EXERCISE DIRECTIONS
Your answer should be a single number: the count of lines that include the word "Калужской".

Dataset items:
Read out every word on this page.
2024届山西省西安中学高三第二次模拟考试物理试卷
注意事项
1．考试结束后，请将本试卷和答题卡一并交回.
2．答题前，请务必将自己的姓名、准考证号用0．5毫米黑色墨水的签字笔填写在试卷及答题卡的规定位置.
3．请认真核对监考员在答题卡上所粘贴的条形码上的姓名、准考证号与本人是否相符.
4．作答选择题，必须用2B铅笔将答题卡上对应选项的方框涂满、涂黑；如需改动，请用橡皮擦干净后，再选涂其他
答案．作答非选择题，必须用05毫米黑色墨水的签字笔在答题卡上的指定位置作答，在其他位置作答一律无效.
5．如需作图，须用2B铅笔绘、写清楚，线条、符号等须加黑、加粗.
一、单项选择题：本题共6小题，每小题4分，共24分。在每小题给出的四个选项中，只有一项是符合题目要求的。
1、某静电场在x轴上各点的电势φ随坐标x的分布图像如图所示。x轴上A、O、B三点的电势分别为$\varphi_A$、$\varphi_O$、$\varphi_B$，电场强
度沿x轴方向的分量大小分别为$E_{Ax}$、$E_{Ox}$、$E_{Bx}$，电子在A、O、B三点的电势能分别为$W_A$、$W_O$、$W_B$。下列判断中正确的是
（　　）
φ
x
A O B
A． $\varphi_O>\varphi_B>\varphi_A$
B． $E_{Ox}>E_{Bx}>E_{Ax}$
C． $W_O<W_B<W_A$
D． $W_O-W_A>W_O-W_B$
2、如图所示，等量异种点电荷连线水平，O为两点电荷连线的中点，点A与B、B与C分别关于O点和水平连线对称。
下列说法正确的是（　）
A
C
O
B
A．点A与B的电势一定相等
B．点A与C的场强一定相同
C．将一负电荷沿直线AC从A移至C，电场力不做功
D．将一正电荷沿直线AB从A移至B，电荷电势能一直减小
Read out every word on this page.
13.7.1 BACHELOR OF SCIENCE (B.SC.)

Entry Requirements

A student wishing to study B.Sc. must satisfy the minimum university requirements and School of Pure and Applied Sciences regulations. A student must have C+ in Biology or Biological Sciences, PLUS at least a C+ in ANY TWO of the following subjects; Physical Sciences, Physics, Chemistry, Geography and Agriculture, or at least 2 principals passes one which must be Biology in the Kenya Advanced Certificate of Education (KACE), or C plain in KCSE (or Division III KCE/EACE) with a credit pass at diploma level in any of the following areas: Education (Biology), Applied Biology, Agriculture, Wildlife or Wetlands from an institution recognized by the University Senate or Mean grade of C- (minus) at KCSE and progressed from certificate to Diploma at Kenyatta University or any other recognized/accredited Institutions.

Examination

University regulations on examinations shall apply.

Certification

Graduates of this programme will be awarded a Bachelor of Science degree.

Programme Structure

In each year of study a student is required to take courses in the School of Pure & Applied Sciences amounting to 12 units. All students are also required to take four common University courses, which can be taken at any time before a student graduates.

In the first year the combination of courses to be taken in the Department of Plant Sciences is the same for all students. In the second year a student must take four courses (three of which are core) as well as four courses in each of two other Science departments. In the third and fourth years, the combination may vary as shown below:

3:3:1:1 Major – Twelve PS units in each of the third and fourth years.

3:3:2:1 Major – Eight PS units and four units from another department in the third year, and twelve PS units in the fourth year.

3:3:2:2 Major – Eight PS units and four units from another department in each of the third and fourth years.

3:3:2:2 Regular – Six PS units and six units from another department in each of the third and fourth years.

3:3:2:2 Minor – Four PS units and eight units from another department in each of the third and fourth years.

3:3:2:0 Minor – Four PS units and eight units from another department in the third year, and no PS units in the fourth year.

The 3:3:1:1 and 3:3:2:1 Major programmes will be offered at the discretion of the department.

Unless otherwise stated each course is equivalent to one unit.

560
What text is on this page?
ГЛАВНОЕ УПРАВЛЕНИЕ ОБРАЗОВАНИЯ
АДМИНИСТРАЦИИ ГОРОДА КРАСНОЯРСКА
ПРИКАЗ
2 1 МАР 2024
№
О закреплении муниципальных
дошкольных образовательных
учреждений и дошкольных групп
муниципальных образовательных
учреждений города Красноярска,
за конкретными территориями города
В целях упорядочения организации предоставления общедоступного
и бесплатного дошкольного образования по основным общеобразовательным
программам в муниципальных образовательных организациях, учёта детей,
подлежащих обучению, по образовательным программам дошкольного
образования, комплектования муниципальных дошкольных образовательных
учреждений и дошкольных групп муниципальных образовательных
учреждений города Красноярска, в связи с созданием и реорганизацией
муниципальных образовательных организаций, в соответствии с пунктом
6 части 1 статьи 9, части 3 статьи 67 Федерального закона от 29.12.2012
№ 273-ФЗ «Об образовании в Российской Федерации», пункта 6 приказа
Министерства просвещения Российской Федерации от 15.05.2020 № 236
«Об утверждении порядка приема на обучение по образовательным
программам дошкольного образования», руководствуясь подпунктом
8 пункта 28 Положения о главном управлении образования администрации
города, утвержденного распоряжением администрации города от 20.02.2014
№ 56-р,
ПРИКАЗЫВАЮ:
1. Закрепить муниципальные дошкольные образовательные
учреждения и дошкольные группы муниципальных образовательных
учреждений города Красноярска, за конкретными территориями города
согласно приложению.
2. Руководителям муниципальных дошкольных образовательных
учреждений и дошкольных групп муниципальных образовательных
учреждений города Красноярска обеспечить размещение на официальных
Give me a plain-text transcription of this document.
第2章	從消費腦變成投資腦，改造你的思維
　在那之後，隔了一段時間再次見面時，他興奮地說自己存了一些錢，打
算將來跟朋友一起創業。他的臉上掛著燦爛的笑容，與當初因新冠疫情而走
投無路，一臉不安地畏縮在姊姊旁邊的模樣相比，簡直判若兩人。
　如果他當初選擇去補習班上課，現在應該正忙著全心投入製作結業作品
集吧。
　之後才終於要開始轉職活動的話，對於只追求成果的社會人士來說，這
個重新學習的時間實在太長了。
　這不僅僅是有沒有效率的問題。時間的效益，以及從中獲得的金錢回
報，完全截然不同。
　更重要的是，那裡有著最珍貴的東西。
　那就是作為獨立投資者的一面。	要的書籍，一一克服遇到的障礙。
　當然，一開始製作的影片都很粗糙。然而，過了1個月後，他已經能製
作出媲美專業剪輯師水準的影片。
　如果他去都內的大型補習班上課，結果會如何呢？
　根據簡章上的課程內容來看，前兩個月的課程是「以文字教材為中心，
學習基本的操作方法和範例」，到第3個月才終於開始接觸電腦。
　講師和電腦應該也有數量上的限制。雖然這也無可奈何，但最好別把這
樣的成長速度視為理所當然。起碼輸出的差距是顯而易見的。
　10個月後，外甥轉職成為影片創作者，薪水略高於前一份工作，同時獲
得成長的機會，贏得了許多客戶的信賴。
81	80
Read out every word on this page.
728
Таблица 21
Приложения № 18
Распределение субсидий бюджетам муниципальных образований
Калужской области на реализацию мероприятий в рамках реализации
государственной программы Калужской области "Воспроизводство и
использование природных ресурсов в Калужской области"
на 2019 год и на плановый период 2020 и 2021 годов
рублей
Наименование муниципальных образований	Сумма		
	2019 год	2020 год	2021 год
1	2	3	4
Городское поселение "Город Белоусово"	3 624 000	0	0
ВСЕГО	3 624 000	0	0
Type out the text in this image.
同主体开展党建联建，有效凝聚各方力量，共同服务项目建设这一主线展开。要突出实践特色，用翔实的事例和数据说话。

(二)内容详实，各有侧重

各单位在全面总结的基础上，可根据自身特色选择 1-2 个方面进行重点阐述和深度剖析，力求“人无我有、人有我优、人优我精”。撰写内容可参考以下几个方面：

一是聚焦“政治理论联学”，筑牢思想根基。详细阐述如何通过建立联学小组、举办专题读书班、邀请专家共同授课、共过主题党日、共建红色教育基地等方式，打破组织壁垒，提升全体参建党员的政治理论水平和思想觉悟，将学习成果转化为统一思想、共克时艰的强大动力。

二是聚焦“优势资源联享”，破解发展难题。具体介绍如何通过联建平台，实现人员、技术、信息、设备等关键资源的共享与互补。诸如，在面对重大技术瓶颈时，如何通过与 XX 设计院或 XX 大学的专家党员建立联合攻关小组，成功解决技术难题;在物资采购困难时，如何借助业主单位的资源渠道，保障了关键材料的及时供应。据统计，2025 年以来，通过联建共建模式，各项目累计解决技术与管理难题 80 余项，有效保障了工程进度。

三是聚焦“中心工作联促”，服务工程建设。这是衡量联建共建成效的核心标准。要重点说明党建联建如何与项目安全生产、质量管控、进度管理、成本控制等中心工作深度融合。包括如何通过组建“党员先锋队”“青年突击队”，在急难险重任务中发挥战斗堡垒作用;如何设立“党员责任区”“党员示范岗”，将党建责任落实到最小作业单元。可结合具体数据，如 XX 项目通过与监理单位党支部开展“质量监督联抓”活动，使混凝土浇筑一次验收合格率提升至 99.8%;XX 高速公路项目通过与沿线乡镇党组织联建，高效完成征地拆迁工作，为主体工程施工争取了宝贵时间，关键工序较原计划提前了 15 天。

WRITTEN ANSWER
3